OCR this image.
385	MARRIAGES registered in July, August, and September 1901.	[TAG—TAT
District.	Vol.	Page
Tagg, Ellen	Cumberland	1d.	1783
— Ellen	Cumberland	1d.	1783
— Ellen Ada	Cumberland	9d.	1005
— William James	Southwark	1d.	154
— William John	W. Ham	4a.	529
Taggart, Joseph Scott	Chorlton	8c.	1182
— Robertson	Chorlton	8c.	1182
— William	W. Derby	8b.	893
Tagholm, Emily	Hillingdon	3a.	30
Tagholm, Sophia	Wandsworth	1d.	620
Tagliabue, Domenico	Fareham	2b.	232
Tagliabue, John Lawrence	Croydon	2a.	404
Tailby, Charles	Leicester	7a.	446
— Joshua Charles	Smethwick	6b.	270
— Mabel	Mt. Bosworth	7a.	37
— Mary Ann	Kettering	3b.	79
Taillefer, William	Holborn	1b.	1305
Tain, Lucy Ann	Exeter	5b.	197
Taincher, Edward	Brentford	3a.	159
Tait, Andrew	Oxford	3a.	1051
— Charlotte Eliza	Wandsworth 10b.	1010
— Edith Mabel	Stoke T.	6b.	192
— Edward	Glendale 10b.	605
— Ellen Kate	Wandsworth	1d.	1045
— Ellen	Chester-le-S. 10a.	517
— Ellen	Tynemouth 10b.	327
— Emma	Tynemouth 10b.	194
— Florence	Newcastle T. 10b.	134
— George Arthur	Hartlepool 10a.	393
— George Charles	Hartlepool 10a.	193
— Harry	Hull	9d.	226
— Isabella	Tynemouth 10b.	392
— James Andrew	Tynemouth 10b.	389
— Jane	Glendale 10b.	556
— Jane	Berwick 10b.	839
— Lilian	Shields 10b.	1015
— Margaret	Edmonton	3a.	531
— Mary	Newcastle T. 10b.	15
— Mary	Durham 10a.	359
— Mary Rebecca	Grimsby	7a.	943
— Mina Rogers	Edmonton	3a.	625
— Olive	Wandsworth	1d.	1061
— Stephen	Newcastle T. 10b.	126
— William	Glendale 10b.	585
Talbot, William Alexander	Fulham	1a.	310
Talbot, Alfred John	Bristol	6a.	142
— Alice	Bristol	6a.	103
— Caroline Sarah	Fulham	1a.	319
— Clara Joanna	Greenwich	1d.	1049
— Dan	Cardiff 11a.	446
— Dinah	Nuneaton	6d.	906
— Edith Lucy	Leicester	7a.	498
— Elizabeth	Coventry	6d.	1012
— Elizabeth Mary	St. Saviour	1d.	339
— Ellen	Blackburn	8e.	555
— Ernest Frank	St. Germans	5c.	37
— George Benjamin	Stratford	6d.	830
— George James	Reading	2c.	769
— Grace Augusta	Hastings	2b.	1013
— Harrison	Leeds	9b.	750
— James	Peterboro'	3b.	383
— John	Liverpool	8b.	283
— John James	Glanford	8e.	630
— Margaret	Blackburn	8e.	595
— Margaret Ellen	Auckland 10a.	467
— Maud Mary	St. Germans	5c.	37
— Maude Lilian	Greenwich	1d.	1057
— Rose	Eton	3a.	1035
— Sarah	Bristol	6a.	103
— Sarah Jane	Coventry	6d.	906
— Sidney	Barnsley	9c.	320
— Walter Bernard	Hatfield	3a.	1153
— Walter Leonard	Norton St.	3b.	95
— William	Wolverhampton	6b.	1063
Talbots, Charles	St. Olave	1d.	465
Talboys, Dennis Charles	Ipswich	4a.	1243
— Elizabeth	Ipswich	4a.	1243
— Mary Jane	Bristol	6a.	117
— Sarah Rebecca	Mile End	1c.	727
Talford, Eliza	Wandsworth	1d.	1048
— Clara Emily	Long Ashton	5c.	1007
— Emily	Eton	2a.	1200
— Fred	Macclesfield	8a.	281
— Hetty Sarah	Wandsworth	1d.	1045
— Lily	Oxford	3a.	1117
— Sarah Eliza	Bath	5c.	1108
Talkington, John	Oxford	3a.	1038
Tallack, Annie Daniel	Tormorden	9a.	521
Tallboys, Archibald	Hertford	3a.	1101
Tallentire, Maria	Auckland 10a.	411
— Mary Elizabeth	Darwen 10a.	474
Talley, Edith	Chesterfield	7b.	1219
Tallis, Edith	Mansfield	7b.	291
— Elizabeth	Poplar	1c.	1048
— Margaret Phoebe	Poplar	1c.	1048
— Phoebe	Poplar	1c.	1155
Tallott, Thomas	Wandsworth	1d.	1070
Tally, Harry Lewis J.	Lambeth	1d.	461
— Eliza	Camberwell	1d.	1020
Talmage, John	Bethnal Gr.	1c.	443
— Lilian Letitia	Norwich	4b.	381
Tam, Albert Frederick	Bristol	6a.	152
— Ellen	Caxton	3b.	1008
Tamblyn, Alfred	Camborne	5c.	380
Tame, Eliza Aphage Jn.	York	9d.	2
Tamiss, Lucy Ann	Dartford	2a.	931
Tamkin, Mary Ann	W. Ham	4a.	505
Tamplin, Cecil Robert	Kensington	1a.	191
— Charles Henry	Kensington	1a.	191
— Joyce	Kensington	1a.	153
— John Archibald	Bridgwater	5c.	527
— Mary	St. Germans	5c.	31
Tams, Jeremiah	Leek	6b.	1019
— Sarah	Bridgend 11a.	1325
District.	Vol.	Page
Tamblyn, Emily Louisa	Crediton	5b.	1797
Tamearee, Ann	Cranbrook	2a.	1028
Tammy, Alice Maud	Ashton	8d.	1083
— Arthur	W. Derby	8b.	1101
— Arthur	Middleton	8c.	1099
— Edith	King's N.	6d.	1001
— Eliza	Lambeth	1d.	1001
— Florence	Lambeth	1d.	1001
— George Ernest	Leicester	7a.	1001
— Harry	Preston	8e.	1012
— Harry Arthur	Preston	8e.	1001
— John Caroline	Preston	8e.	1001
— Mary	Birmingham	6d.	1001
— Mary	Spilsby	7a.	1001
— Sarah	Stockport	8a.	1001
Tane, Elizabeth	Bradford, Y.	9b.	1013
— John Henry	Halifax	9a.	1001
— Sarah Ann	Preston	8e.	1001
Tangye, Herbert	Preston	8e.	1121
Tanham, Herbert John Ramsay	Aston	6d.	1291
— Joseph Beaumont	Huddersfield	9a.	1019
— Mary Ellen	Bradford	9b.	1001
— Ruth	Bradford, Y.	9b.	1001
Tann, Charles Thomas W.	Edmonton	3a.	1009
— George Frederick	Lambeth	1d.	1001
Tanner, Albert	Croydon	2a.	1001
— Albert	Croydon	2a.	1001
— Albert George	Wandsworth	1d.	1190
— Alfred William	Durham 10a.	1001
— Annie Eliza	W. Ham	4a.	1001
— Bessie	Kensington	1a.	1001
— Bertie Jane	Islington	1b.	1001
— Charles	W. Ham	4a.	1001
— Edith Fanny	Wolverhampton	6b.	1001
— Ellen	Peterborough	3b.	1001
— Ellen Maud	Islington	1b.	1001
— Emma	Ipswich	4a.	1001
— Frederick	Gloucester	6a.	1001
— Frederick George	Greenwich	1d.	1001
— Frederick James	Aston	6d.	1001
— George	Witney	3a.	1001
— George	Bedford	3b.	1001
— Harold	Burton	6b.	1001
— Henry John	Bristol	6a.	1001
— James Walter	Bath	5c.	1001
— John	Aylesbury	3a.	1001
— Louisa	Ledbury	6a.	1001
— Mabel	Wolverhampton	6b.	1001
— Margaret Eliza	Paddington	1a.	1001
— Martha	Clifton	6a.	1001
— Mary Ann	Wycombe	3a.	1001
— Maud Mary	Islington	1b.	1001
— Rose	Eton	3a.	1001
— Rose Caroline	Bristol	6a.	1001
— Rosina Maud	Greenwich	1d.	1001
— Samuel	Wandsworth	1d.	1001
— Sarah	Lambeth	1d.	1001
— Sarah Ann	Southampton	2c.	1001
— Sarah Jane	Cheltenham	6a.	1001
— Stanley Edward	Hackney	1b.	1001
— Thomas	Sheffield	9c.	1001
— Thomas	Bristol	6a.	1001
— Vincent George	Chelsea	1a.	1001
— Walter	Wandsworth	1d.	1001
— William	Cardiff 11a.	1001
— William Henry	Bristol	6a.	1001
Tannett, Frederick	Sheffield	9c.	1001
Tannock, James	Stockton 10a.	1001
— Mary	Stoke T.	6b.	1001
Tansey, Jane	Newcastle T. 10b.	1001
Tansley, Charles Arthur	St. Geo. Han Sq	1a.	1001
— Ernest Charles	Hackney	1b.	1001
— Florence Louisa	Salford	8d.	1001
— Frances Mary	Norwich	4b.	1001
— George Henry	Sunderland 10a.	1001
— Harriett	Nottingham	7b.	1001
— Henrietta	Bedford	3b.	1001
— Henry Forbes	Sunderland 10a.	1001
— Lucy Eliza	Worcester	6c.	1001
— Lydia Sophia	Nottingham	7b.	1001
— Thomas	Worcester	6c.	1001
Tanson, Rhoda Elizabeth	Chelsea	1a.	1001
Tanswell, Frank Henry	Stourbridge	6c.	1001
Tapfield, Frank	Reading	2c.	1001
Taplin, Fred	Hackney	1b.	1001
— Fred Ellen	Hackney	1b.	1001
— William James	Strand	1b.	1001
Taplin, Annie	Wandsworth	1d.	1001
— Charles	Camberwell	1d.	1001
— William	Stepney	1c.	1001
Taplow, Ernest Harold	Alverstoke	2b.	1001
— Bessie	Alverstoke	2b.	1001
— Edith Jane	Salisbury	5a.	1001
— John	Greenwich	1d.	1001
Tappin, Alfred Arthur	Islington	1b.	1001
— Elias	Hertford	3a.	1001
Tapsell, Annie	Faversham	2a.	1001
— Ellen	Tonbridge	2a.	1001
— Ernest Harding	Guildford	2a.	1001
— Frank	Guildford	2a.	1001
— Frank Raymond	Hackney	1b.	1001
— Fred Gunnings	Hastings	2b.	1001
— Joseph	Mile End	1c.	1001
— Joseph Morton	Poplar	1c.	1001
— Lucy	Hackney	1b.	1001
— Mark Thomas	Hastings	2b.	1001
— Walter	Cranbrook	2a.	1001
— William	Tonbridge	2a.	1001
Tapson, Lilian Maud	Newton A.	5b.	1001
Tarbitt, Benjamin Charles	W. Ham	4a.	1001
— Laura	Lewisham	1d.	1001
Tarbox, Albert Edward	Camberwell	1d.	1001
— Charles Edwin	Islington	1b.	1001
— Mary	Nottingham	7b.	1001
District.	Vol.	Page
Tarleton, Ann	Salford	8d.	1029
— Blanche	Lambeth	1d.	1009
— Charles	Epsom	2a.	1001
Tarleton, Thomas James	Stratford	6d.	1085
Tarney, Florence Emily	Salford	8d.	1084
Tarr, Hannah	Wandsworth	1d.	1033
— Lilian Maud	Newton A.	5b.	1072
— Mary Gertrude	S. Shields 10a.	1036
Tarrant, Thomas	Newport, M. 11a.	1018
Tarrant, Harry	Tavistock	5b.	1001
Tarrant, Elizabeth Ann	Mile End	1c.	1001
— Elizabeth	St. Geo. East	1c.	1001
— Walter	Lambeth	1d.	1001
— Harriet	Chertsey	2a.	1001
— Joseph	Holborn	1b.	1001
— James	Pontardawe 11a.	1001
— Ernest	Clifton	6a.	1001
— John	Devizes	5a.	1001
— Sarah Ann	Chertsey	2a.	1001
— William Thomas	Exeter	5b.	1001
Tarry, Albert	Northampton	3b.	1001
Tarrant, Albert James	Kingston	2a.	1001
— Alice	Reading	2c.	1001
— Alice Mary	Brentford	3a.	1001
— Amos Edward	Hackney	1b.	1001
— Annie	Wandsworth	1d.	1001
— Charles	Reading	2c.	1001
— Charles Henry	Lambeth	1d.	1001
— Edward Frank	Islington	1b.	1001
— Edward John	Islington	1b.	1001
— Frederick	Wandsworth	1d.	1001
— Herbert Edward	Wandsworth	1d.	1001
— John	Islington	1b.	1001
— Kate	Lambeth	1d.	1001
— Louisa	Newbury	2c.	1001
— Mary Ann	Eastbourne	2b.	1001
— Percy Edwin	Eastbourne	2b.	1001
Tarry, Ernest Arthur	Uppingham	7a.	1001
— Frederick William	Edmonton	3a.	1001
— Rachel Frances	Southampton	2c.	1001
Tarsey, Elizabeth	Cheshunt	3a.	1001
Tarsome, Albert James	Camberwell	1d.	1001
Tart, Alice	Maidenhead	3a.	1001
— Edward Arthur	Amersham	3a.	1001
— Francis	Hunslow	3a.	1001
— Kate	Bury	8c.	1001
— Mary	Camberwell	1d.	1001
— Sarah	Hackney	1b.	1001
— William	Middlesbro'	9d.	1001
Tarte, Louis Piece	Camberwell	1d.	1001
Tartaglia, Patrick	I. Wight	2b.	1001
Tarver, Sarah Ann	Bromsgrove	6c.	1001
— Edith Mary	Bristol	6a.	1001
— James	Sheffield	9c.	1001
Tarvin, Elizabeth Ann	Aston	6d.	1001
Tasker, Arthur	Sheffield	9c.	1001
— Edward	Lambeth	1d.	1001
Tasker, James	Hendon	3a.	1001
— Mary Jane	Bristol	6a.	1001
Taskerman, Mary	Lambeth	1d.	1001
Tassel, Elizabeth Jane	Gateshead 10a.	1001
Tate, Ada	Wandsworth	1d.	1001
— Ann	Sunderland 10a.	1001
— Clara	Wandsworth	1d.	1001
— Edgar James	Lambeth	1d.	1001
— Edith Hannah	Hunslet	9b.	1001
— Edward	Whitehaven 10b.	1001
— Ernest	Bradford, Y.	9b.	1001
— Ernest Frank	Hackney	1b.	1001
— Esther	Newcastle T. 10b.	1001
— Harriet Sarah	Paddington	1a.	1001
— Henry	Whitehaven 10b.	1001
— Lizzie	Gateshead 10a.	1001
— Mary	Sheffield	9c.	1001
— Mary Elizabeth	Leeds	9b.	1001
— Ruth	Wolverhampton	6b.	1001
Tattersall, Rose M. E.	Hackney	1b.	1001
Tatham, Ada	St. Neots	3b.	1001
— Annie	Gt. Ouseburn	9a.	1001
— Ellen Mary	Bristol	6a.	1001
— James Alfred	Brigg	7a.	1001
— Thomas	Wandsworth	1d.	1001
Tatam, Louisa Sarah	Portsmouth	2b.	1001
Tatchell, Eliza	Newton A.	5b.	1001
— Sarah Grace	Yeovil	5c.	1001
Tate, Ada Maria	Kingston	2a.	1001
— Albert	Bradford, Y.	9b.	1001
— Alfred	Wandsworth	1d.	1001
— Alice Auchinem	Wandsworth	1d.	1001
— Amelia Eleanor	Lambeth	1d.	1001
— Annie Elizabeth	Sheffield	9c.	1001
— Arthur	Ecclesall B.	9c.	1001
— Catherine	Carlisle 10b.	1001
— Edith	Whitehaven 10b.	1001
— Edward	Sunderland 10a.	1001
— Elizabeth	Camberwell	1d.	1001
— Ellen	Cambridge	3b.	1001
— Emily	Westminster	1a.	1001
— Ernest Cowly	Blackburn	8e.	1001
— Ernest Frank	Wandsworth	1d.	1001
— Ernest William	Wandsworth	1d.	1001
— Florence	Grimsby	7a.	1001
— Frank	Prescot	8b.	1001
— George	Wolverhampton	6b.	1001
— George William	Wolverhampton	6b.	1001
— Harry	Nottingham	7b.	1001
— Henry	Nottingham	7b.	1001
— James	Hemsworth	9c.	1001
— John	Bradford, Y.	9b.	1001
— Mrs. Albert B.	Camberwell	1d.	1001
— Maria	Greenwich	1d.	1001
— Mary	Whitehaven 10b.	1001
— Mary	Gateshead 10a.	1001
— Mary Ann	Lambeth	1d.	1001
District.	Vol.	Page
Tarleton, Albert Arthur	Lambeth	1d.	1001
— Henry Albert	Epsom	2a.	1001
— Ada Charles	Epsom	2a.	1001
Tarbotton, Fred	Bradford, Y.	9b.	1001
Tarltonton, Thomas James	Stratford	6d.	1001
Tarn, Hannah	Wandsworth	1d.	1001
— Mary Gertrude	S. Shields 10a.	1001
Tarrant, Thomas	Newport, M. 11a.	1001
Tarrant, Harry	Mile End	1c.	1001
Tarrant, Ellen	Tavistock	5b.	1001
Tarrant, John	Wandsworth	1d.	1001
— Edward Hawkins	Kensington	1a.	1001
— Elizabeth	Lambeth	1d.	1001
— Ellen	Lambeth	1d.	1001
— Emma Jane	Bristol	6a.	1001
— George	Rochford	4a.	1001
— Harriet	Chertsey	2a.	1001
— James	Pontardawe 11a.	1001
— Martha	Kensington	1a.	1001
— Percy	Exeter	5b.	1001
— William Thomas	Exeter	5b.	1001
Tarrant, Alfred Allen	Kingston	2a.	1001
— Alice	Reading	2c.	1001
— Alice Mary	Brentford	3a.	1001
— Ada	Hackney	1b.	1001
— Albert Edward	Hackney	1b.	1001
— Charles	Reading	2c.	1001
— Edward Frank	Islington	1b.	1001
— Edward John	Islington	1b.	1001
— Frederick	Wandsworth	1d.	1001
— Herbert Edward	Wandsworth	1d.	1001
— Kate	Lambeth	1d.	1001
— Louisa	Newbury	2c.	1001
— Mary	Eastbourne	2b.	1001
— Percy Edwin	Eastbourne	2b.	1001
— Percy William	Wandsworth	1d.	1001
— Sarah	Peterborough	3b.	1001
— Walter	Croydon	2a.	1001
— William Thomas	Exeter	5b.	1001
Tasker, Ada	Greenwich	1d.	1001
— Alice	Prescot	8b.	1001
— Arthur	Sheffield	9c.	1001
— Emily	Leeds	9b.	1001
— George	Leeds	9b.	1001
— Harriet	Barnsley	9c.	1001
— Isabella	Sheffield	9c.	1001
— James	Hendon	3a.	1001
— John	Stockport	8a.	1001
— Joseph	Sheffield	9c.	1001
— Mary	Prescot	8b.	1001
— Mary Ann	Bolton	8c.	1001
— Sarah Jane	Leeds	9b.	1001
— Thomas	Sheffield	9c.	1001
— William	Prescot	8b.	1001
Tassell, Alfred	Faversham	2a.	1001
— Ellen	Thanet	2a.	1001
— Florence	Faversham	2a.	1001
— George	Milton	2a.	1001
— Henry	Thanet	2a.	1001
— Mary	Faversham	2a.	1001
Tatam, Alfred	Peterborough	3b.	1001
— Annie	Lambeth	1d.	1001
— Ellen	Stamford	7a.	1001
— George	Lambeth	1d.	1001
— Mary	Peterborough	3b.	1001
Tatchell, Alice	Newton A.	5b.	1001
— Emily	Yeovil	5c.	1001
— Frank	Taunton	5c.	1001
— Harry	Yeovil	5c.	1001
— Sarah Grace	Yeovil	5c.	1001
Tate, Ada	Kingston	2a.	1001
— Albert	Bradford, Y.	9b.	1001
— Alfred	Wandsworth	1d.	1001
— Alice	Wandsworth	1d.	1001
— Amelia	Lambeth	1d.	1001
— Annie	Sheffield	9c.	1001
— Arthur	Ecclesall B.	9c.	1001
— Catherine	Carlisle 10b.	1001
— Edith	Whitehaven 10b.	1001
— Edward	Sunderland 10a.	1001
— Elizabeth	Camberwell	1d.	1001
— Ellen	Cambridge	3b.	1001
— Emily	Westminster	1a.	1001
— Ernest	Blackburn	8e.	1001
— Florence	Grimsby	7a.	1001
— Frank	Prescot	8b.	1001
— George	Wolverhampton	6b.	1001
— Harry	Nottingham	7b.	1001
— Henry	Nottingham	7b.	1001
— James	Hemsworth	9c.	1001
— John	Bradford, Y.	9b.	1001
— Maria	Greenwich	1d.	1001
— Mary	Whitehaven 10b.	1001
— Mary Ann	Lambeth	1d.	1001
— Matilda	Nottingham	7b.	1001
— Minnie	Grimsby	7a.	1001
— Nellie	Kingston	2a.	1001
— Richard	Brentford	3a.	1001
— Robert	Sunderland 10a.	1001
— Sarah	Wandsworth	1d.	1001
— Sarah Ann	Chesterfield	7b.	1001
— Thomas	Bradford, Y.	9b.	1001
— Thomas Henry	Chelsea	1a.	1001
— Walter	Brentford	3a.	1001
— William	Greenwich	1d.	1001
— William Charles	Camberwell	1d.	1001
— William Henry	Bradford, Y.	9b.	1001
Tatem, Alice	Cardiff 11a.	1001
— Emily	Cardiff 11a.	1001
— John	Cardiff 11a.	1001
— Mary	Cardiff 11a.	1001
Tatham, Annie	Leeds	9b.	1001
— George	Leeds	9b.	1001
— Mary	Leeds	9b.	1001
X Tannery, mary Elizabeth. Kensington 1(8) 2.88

━━━━

Go through the records and pull out each line that includes the word "Harold".

*Solution below*
— Harold	Burton	6b.	1001
Taplow, Ernest Harold	Alverstoke	2b.	1001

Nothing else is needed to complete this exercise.